Aim >>
Set each entry down verbatim, omitting images.

>> START Stored data

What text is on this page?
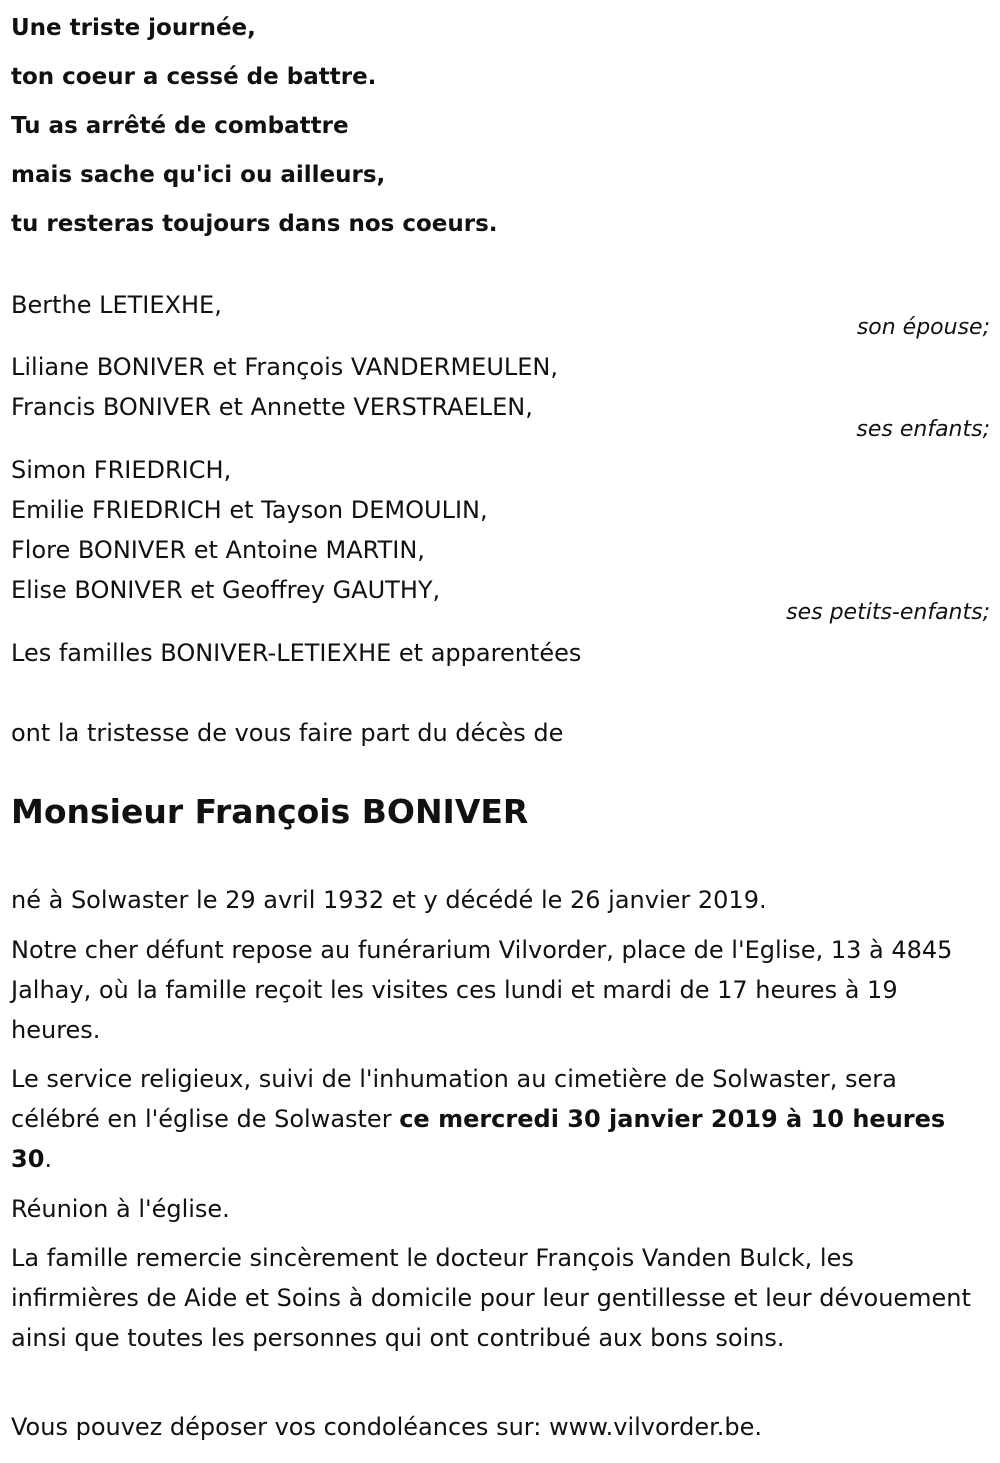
Une triste journée,
ton coeur a cessé de battre.
Tu as arrêté de combattre
mais sache qu'ici ou ailleurs,
tu resteras toujours dans nos coeurs.
Berthe LETIEXHE,
son épouse;
Liliane BONIVER et François VANDERMEULEN,
Francis BONIVER et Annette VERSTRAELEN,
ses enfants;
Simon FRIEDRICH,
Emilie FRIEDRICH et Tayson DEMOULIN,
Flore BONIVER et Antoine MARTIN,
Elise BONIVER et Geoffrey GAUTHY,
ses petits-enfants;
Les familles BONIVER-LETIEXHE et apparentées
ont la tristesse de vous faire part du décès de
Monsieur François BONIVER
né à Solwaster le 29 avril 1932 et y décédé le 26 janvier 2019.
Notre cher défunt repose au funérarium Vilvorder, place de l'Eglise, 13 à 4845 Jalhay, où la famille reçoit les visites ces lundi et mardi de 17 heures à 19 heures.
Le service religieux, suivi de l'inhumation au cimetière de Solwaster, sera célébré en l'église de Solwaster ce mercredi 30 janvier 2019 à 10 heures 30.
Réunion à l'église.
La famille remercie sincèrement le docteur François Vanden Bulck, les infirmières de Aide et Soins à domicile pour leur gentillesse et leur dévouement ainsi que toutes les personnes qui ont contribué aux bons soins.
Vous pouvez déposer vos condoléances sur: www.vilvorder.be.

>> END Stored data

Answer for the task >>
What text is on this page?
Une triste journée,
ton coeur a cessé de battre.
Tu as arrêté de combattre
mais sache qu'ici ou ailleurs,
tu resteras toujours dans nos coeurs.
Berthe LETIEXHE,
son épouse;
Liliane BONIVER et François VANDERMEULEN,
Francis BONIVER et Annette VERSTRAELEN,
ses enfants;
Simon FRIEDRICH,
Emilie FRIEDRICH et Tayson DEMOULIN,
Flore BONIVER et Antoine MARTIN,
Elise BONIVER et Geoffrey GAUTHY,
ses petits-enfants;
Les familles BONIVER-LETIEXHE et apparentées
ont la tristesse de vous faire part du décès de
Monsieur François BONIVER
né à Solwaster le 29 avril 1932 et y décédé le 26 janvier 2019.
Notre cher défunt repose au funérarium Vilvorder, place de l'Eglise, 13 à 4845 Jalhay, où la famille reçoit les visites ces lundi et mardi de 17 heures à 19 heures.
Le service religieux, suivi de l'inhumation au cimetière de Solwaster, sera célébré en l'église de Solwaster ce mercredi 30 janvier 2019 à 10 heures 30.
Réunion à l'église.
La famille remercie sincèrement le docteur François Vanden Bulck, les infirmières de Aide et Soins à domicile pour leur gentillesse et leur dévouement ainsi que toutes les personnes qui ont contribué aux bons soins.
Vous pouvez déposer vos condoléances sur: www.vilvorder.be.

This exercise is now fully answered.